═══ ENTRIES SHOWN

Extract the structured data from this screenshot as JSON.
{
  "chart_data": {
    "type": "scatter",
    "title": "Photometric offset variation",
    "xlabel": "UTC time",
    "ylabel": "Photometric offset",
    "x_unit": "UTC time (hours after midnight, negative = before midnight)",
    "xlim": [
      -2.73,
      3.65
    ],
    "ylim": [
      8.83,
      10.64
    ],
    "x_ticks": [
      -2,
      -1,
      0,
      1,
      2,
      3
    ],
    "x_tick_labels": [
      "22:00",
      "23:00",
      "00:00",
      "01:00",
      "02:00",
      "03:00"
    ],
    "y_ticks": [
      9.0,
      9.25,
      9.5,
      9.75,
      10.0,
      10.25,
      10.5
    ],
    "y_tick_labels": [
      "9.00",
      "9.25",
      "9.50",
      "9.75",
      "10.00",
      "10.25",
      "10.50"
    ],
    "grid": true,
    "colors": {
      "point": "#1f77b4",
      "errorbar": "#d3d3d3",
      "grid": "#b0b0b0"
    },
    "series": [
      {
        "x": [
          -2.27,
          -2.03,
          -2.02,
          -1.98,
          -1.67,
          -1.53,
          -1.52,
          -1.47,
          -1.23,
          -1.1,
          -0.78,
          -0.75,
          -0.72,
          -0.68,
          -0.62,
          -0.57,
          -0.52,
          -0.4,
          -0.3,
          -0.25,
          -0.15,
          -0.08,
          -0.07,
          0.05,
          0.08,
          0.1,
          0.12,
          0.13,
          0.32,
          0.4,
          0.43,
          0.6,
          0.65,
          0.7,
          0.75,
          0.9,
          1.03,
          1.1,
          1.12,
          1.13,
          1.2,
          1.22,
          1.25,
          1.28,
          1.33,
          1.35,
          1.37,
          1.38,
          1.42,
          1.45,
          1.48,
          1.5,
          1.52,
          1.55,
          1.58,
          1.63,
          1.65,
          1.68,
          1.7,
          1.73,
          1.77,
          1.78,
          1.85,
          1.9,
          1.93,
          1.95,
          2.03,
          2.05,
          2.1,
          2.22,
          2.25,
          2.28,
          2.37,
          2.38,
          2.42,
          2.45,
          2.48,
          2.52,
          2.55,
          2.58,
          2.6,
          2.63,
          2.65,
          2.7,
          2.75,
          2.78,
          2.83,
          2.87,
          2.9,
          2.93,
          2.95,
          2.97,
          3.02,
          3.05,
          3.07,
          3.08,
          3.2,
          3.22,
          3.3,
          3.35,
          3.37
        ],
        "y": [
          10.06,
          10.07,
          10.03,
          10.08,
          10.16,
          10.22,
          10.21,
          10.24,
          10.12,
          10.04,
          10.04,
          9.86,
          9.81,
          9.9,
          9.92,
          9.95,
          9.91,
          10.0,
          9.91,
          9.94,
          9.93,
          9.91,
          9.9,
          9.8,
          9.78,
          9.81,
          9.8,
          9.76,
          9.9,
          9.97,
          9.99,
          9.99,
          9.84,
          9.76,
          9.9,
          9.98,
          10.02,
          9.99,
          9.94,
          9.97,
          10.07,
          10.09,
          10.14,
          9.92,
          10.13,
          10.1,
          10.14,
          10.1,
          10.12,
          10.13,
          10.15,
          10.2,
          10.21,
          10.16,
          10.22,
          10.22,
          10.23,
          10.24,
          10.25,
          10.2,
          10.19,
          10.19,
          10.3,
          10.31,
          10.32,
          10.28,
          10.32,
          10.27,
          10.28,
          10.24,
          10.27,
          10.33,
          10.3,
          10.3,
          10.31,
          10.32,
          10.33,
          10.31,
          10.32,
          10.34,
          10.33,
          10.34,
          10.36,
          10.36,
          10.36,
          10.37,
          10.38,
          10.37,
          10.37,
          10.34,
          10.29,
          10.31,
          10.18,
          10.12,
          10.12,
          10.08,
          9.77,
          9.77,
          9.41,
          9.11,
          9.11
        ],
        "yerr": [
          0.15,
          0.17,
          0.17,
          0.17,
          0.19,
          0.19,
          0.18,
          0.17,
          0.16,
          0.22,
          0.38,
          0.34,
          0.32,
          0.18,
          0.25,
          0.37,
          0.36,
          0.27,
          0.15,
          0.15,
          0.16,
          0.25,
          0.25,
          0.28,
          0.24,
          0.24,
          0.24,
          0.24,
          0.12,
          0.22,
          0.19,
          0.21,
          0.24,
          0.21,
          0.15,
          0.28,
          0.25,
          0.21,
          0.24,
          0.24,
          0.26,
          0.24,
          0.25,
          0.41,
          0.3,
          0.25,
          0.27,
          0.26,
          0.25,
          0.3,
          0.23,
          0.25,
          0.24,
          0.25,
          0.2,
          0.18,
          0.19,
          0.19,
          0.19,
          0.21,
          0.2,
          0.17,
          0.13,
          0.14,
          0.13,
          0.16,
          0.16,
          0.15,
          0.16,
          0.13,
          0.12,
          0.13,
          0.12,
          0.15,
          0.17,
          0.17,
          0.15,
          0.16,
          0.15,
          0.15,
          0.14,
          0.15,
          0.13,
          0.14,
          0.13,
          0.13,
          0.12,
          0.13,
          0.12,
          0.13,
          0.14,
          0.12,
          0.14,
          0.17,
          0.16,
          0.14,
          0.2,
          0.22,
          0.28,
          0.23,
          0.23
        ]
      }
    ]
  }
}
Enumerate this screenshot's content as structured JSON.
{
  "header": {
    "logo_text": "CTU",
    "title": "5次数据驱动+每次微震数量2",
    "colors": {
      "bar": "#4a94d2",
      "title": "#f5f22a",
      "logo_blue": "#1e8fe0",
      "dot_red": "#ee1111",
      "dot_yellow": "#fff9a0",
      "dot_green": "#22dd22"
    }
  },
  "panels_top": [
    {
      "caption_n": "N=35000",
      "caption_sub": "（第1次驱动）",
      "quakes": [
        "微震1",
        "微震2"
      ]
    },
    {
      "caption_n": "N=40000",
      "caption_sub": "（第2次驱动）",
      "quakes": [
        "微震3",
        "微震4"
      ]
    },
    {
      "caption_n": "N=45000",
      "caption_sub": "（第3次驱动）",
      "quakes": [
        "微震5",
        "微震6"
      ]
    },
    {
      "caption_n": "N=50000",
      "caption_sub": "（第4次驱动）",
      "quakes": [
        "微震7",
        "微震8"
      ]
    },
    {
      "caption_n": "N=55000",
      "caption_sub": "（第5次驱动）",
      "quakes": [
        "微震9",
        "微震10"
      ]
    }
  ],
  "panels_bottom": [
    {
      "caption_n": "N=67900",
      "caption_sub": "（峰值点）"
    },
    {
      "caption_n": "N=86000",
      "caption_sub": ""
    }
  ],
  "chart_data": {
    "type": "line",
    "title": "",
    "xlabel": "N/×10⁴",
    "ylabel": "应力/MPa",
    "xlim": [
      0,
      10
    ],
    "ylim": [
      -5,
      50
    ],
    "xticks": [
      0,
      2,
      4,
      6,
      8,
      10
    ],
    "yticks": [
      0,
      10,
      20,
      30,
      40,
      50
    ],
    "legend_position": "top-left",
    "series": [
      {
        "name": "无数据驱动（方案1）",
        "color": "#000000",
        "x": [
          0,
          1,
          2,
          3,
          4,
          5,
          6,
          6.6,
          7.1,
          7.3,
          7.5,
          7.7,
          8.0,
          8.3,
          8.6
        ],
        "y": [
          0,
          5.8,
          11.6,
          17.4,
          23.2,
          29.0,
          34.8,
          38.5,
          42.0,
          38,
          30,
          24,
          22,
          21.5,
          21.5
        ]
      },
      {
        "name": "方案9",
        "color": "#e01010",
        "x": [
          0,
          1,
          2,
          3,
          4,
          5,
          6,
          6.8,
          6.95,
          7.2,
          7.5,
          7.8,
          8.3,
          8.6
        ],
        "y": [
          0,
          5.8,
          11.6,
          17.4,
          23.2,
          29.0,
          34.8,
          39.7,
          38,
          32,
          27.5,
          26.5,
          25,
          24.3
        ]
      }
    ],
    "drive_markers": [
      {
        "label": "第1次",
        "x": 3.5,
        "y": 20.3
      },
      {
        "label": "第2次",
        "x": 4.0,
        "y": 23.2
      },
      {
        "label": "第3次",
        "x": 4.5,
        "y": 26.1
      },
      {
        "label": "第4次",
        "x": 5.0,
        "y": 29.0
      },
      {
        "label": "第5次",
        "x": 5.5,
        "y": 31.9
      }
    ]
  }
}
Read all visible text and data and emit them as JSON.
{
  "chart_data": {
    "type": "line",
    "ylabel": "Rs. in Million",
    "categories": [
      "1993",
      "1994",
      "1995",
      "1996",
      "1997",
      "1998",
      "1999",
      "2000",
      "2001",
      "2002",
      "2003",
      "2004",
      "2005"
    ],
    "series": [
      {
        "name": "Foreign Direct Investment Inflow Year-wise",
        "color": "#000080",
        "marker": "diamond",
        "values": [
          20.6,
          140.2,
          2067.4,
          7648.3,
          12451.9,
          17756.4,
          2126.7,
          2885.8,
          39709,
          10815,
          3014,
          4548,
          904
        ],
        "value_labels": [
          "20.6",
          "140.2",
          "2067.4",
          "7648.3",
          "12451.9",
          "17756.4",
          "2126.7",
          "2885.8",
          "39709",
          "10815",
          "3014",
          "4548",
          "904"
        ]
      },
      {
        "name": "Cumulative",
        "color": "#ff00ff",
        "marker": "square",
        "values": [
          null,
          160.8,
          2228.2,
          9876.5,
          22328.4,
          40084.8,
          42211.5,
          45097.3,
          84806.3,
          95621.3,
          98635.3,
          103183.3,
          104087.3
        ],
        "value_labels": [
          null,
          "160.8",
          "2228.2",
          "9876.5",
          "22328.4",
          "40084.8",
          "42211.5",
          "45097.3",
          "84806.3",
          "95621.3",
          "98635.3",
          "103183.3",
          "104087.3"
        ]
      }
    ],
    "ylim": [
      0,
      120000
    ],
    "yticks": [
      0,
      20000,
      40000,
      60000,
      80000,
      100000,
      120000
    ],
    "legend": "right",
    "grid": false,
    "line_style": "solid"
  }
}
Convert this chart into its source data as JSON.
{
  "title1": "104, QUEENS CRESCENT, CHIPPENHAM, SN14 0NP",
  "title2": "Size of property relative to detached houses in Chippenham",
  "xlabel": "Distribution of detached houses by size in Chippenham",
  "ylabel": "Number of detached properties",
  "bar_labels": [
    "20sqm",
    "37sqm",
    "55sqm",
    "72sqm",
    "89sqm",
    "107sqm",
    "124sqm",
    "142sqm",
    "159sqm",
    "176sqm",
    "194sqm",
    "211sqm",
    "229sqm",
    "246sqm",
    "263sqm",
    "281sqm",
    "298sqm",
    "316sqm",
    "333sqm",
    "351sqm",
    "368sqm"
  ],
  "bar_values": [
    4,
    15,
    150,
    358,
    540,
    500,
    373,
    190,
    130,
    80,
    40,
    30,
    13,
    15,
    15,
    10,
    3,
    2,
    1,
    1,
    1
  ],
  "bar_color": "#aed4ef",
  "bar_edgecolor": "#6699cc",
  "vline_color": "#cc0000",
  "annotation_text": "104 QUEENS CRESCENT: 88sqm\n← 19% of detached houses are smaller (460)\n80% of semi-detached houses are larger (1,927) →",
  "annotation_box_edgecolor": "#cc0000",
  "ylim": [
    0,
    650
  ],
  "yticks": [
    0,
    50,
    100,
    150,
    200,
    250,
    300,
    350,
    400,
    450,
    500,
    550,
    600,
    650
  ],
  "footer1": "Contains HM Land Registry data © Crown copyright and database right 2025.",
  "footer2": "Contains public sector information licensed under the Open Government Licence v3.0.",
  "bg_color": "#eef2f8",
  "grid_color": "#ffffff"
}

══════

#### GOAL:
Go through the data above and find the lines with the word "this". Copy each of those lines.

#### REPLY TO THE TASK:
Extract the structured data from this screenshot as JSON.
Enumerate this screenshot's content as structured JSON.
Convert this chart into its source data as JSON.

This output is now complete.